* CHALLENGE
Extract exactly the range of lines bounded by the line containing "What does this" and the final line of the listing, both ends included, and no other lines.

* EXERCISE MATERIAL
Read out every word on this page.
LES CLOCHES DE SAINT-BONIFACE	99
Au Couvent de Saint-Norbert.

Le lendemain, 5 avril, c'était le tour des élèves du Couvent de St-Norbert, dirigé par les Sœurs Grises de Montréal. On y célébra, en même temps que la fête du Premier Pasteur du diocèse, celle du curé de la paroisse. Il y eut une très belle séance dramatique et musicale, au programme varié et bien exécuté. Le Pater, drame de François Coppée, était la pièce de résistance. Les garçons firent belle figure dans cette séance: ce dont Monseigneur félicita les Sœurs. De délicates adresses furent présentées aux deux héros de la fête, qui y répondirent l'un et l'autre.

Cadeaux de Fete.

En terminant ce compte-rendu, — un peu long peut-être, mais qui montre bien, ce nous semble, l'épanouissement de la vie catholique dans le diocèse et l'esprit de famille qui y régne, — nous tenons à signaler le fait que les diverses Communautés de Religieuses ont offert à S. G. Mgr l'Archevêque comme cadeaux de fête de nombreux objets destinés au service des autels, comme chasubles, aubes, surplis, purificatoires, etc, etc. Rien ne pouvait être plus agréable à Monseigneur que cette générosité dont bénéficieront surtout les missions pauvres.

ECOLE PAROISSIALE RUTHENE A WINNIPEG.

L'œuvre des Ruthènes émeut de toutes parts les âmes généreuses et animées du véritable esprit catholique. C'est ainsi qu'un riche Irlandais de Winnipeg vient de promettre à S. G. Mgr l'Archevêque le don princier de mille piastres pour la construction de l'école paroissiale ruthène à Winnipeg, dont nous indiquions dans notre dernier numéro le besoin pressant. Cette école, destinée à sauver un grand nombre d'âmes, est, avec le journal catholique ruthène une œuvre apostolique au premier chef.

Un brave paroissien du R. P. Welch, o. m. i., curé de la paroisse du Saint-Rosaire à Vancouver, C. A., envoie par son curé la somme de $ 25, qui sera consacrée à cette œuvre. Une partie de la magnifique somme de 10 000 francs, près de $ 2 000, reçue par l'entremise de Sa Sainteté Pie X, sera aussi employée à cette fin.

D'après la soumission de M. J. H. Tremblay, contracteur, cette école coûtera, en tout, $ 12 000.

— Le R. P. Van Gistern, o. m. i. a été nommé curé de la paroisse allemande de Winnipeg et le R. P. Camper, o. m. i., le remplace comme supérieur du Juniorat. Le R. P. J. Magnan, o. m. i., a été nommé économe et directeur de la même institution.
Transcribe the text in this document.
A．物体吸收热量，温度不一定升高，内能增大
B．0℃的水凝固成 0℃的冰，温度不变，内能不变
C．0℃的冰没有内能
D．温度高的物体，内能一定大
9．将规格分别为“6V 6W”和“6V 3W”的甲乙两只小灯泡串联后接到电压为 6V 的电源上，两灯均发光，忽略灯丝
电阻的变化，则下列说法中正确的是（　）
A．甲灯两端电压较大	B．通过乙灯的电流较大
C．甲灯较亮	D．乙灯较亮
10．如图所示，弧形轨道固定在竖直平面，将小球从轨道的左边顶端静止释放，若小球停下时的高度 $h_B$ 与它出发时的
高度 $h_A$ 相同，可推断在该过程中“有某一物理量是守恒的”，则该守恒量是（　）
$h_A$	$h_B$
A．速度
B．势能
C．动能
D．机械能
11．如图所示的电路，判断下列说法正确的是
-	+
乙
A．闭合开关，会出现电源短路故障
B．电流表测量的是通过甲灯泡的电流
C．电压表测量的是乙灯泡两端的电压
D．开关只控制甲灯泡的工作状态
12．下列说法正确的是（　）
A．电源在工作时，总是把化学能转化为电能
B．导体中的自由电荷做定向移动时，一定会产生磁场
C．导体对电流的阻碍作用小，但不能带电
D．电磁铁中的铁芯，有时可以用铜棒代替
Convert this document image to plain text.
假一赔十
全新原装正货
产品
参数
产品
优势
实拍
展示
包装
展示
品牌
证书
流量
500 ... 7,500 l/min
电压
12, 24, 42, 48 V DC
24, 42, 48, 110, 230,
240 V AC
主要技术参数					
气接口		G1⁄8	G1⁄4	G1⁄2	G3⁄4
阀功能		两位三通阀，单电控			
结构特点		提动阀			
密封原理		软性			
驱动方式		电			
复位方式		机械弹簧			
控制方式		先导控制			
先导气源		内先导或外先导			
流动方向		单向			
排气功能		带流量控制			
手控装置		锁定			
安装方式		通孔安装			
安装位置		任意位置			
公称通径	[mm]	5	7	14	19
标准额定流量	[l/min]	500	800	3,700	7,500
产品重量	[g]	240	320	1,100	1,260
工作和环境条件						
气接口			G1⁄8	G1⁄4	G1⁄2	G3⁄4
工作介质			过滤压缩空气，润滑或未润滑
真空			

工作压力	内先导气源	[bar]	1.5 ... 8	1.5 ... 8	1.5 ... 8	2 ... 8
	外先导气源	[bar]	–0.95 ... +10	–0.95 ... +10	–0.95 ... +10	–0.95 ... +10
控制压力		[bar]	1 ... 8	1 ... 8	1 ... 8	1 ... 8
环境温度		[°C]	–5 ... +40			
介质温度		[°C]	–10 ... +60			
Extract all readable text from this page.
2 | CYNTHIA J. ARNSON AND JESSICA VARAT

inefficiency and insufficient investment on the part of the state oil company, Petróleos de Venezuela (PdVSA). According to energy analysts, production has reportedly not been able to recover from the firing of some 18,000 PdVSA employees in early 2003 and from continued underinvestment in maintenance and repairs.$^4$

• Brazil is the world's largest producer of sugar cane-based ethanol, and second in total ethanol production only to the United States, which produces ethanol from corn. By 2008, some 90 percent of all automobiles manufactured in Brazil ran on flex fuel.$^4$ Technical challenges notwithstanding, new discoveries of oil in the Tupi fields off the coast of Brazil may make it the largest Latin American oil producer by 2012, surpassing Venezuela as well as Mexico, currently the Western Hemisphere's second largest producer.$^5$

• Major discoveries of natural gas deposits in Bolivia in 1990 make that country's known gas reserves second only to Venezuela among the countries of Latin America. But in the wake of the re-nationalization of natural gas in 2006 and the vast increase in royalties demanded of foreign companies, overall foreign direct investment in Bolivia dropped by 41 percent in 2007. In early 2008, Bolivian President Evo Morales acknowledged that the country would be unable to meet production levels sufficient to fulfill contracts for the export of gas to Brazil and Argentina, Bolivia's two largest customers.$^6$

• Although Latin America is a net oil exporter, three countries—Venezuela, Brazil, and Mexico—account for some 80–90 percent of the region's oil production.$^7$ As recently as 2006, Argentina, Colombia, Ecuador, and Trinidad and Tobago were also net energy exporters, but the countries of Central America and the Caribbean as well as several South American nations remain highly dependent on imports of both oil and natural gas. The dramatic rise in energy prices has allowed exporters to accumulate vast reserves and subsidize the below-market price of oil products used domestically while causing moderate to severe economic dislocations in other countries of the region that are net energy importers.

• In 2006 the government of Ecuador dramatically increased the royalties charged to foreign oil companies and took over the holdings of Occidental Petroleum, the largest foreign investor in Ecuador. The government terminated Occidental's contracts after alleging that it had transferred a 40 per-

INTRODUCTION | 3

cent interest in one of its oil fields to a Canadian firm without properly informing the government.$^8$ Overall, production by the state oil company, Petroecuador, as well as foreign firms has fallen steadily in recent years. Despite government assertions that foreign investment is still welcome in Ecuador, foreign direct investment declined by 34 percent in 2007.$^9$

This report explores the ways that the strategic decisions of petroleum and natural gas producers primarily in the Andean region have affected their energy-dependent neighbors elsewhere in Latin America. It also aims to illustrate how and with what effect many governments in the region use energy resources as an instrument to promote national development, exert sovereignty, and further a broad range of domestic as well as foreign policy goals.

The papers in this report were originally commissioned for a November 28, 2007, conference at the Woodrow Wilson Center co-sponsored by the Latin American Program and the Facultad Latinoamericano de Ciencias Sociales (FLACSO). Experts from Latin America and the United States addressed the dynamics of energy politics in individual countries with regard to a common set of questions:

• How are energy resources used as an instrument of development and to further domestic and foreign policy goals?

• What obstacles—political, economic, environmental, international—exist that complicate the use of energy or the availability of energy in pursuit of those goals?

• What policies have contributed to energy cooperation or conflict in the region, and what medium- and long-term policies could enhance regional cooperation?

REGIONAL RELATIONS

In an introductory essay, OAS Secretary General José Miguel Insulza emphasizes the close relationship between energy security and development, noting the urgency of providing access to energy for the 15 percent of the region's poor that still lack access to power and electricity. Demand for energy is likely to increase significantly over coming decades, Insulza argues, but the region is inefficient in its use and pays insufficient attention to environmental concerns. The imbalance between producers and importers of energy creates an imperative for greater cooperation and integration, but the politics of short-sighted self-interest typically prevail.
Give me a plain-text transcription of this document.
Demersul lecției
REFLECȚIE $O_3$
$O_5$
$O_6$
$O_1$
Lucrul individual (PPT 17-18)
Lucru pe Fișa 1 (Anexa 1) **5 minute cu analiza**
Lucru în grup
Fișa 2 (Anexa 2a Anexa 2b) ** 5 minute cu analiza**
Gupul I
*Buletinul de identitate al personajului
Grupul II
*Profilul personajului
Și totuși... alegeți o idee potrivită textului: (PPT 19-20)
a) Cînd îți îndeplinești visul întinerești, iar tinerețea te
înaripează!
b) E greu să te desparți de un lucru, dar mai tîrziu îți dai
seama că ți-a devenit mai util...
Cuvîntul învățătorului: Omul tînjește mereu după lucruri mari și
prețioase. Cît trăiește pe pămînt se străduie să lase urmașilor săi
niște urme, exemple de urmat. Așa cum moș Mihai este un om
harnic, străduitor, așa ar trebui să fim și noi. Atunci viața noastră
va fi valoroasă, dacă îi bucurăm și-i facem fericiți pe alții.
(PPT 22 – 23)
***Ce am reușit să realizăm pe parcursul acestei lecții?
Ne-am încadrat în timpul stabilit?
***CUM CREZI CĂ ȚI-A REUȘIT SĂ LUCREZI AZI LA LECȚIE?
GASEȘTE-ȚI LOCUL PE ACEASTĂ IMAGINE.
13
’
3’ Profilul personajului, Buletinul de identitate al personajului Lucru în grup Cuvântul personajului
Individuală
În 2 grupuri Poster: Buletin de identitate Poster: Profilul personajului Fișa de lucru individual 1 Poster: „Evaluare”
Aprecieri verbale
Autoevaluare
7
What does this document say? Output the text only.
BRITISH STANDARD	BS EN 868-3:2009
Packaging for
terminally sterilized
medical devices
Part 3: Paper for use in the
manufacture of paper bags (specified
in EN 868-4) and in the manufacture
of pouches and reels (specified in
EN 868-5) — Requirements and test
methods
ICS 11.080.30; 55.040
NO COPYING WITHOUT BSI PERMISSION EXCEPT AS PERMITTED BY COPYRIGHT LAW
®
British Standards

* REPLY
What does this document say? Output the text only.
BRITISH STANDARD	BS EN 868-3:2009
Packaging for
terminally sterilized
medical devices
Part 3: Paper for use in the
manufacture of paper bags (specified
in EN 868-4) and in the manufacture
of pouches and reels (specified in
EN 868-5) — Requirements and test
methods
ICS 11.080.30; 55.040
NO COPYING WITHOUT BSI PERMISSION EXCEPT AS PERMITTED BY COPYRIGHT LAW
®
British Standards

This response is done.